### Sayfa Alıntısı
□ □ □ □ □

1-Dava, hayat sigortası sözleşmesinden kaynaklanan tazminat istemine ilişkindir.
Dava tarihinde yürürlükte bulunan mülga 6762 sayılı TTK 1329(6102 sayılı Türk Ticaret Kanunu"nun 1493/7) maddesinde "üçüncü bir şahsın lehine yapılan hayat sigorta mukavelesinden doğan hak ve menfaatleri sigortacıdan talep ve tahsil salahiyetinin doğrudan doğruya o kimseye ait olduğu" öngörülmüştür.
Somut uyuşmazlıkta, davaya konu hayat sigorta sözleşmesinde dain-i mürtehin; Ziraat Bankası ...dir.
Dain-i mürtehin olarak sigorta şirketinden tazminat talep etmek hakkının da öncelikle Ziraat Bankası A.Ş.’ye ait olması gerekir ve sigortalı ancak dain-i mürtehinin açık muvafakatini almak suretiyle tazminat istemek hakkına sahip olur.
Somut olayda, yargılama aşamasında sigorta ettiren(dain-i mürtehin)Ziraat Bankası A.Ş."ye davaya ve ödemeye muvafakatinin bulunup bulunmadığı sorulduğunda; muvafakatının olmadığını bildirmiş ve mahkemece de buna istinaden; davacıların 20.000,00 TL’lik talebinin 10.000 TL"sinin muvafakat verilmediğinden reddine karar verilmiştir. Ancak karar verildikten sonra temyiz aşamasında dain-i mürtehin Ziraat Bankası A.Ş. tarafından verilen cevabi yazıda; söz konusu kredi borcunun ödendiği ve murisin borcu kalmadığı bildirilmiştir. Dain-i mürtehin tarafından verilen muvafakatin davanın her aşamasında tamamlanabilen dava şartı olup söz konusu muvafakate ilişkin yazı araştırılarak usulüne uygun olduğunun anlaşılması halinde mahkemece yargılamaya devam edilerek davanın sonuçlandırılması gerektiğinden hükmün bozulması gerekmiştir.

□ □ □ □ □

### Verilen Kayıtlar
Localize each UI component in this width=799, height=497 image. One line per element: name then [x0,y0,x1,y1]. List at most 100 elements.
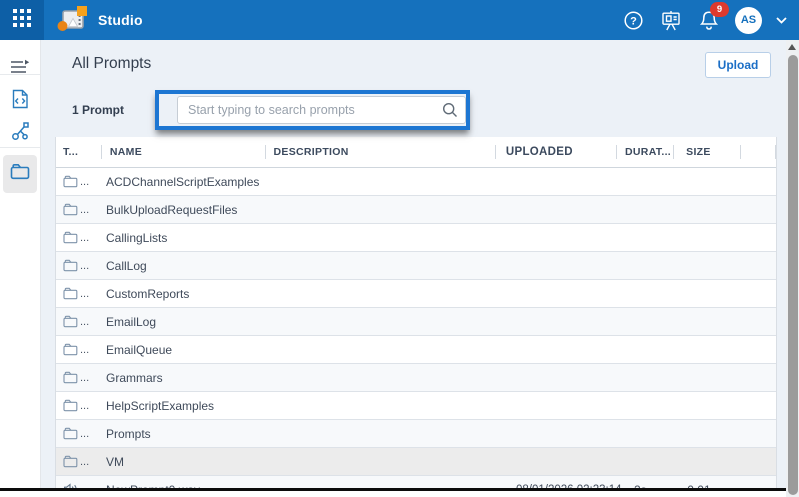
folder-icon [63,343,78,356]
row-actions-menu [738,336,776,363]
table-row[interactable]: ...VM [56,448,776,476]
row-description [266,392,506,419]
scroll-up-arrow-icon[interactable] [788,44,796,50]
studio-app-window: Studio ? [0,0,799,497]
table-row[interactable]: ... ACDChannelScriptExamples [56,168,776,196]
table-row[interactable]: ...CustomReports [56,280,776,308]
folder-icon [63,287,78,300]
search-input[interactable] [177,96,466,124]
table-row[interactable]: ...CallingLists [56,224,776,252]
row-size [679,308,738,335]
row-actions-menu [738,168,776,195]
folder-icon [63,259,78,272]
sidebar-item-code-files[interactable] [3,84,37,118]
vertical-scrollbar[interactable] [786,40,799,497]
folder-icon [63,203,78,216]
row-actions-menu [738,448,776,475]
row-description [266,224,506,251]
row-type-ellipsis: ... [80,176,89,188]
chevron-down-icon[interactable] [776,17,787,24]
folder-browser-icon [10,163,30,185]
column-header-type[interactable]: T... [56,137,102,167]
table-row[interactable]: ...Grammars [56,364,776,392]
row-size [679,336,738,363]
row-actions-menu [738,224,776,251]
search-icon[interactable] [442,102,458,123]
search-highlight-annotation [155,90,470,130]
presentation-board-icon[interactable] [659,8,683,32]
row-size [679,280,738,307]
upload-button[interactable]: Upload [705,52,771,78]
notifications-bell-icon[interactable]: 9 [697,8,721,32]
sidebar-item-tools[interactable] [3,117,37,151]
table-row[interactable]: ...CallLog [56,252,776,280]
row-actions-menu [738,252,776,279]
scissors-icon [11,122,30,146]
window-bottom-strip [0,491,799,497]
column-header-name[interactable]: NAME [102,137,266,167]
row-type-cell: ... [56,196,98,223]
row-size [679,448,738,475]
row-actions-menu [738,364,776,391]
row-name: Grammars [98,364,266,391]
top-bar: Studio ? [0,0,799,40]
row-description [266,336,506,363]
table-row[interactable]: ...Prompts [56,420,776,448]
column-header-uploaded[interactable]: UPLOADED [496,137,617,167]
row-uploaded [506,364,626,391]
row-type-cell: ... [56,280,98,307]
row-uploaded [506,252,626,279]
row-name: BulkUploadRequestFiles [98,196,266,223]
row-duration [626,448,679,475]
scrollbar-thumb[interactable] [788,55,798,495]
row-type-cell: ... [56,308,98,335]
app-title: Studio [98,12,143,28]
table-row[interactable]: ...EmailLog [56,308,776,336]
row-duration [626,308,679,335]
row-name: ACDChannelScriptExamples [98,168,266,195]
code-file-icon [12,89,29,114]
prompt-table: T... NAME DESCRIPTION UPLOADED DURAT... … [55,137,777,497]
row-type-ellipsis: ... [80,204,89,216]
column-header-actions [741,137,776,167]
table-row[interactable]: ...HelpScriptExamples [56,392,776,420]
column-header-duration[interactable]: DURAT... [617,137,674,167]
folder-icon [63,427,78,440]
column-header-description[interactable]: DESCRIPTION [266,137,496,167]
row-description [266,420,506,447]
notification-badge: 9 [710,2,729,17]
script-list-icon [10,59,30,80]
row-duration [626,252,679,279]
row-type-cell: ... [56,168,98,195]
table-row[interactable]: ... BulkUploadRequestFiles [56,196,776,224]
row-uploaded [506,280,626,307]
prompt-table-body: ... ACDChannelScriptExamples... BulkUpload… [56,168,776,497]
sidebar-item-browse-files[interactable] [3,155,37,193]
topbar-actions: ? 9 AS [621,7,799,34]
folder-icon [63,371,78,384]
row-description [266,196,506,223]
row-duration [626,280,679,307]
row-name: VM [98,448,266,475]
left-sidebar [0,40,41,489]
row-description [266,308,506,335]
row-size [679,392,738,419]
row-type-ellipsis: ... [80,316,89,328]
studio-logo [56,5,90,35]
row-size [679,252,738,279]
row-duration [626,420,679,447]
app-launcher-button[interactable] [0,0,44,40]
row-uploaded [506,420,626,447]
help-icon[interactable]: ? [621,8,645,32]
user-avatar[interactable]: AS [735,7,762,34]
row-duration [626,364,679,391]
column-header-size[interactable]: SIZE [674,137,741,167]
folder-icon [63,399,78,412]
row-size [679,224,738,251]
row-actions-menu [738,196,776,223]
sidebar-item-script-list[interactable] [3,52,37,86]
row-description [266,448,506,475]
table-row[interactable]: ...EmailQueue [56,336,776,364]
row-actions-menu [738,392,776,419]
row-duration [626,336,679,363]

□ □ □ □ □

### Hedefler
A. Hayat sigortası kararında "Somut uyuşmazlıkta, davaya" ifadesinden "hakkına sahip olur." ifadesine kadar uzanan bölümü aynen aktarın.
B. Hayat sigortası kararına göre hükmün bozulması neden gerekmiştir? Bir ile üç cümle arasında açıklayın.
C. Hayat sigortası kararını kaldığı yerden devam ettirin.
Kayıtların burada hiçbir işlevi yoktur.

### Görev Yanıtları
A.
Somut uyuşmazlıkta, davaya konu hayat sigorta sözleşmesinde dain-i mürtehin; Ziraat Bankası ...dir.
Dain-i mürtehin olarak sigorta şirketinden tazminat talep etmek hakkının da öncelikle Ziraat Bankası A.Ş.’ye ait olması gerekir ve sigortalı ancak dain-i mürtehinin açık muvafakatini almak suretiyle tazminat istemek hakkına sahip olur.

B. Dain-i mürtehinin muvafakati, davanın her aşamasında tamamlanabilen bir dava şartıdır. Temyiz aşamasında Ziraat Bankası A.Ş. kredi borcunun ödendiğini ve murisin borcu kalmadığını bildirmiştir. Bu nedenle muvafakate ilişkin yazı araştırılıp usulüne uygun olduğu anlaşılırsa mahkemenin yargılamaya devam ederek davayı sonuçlandırması gerekir.

C.
2-Sigorta sözleşmesi kurulurken sigortalıya yüklenen doğru bilgi verme (ihbar) yükümlülüğünü düzenleyen 6762 sayılı TTK"nın 1290. maddesi( 6102 sayılı TTK 1435,1439 ve 1440. maddeler) her ne kadar mal sigortalarına ilişkin bulunmakta ise de, Yargıtay"ın yerleşik kararları ile hayat sigortalarında da uygulanmaktadır. Hatta anılan bu düzenleme, Hayat Sigortası Genel Şartlarının C-2.2. maddesi ile sözleşme hükmü halini almıştır.
Gerek TTK’nın 1290. maddesi ve gerekse Hayat Sigortası Genel Şartlarının C-2.2. maddesi düzenlemesine göre sigorta şirketinin sorusu üzerine veya her hangi bir soru sorulmadan (dolayısı ile buna ilişkin bir form doldurulmadan) sigortalı, sözleşmesinin yapılması sırasında kendisinin bildiği ve sigortacının sözleşmeyi yapmamasını veya daha ağır şartlarla yapmasını gerektirecek bütün halleri sigortacıya bildirmekle yükümlü olup, formun doldurulmamış olması sigortalının sağlığına ilişkin konularda sigortacıya bildirimde bulunma yükümlülüğünü ortadan kaldırmaz. Şayet sigortalı tarafından var olan hastalık kasten bildirilmemiş ise sigortacının sözleşmeden cayma hakkı söz konusudur.
Somut olayda, poliçenin düzenlenmesi sırasında sigortalının hastalığını kasten gizleyip gizlemediği, dolayısı ile ihbar yükümlülüğüne aykırı davranıp davranmadığı önem kazanmaktadır.
Dosya kapsamından sigortalının kendisine sağlığı ile ilgili sorular yöneltildiği ve kasıtlı olarak sağlık sorunlarını gizlediği belirlenemediği gibi, bu durum ispat edilmiş de değildir.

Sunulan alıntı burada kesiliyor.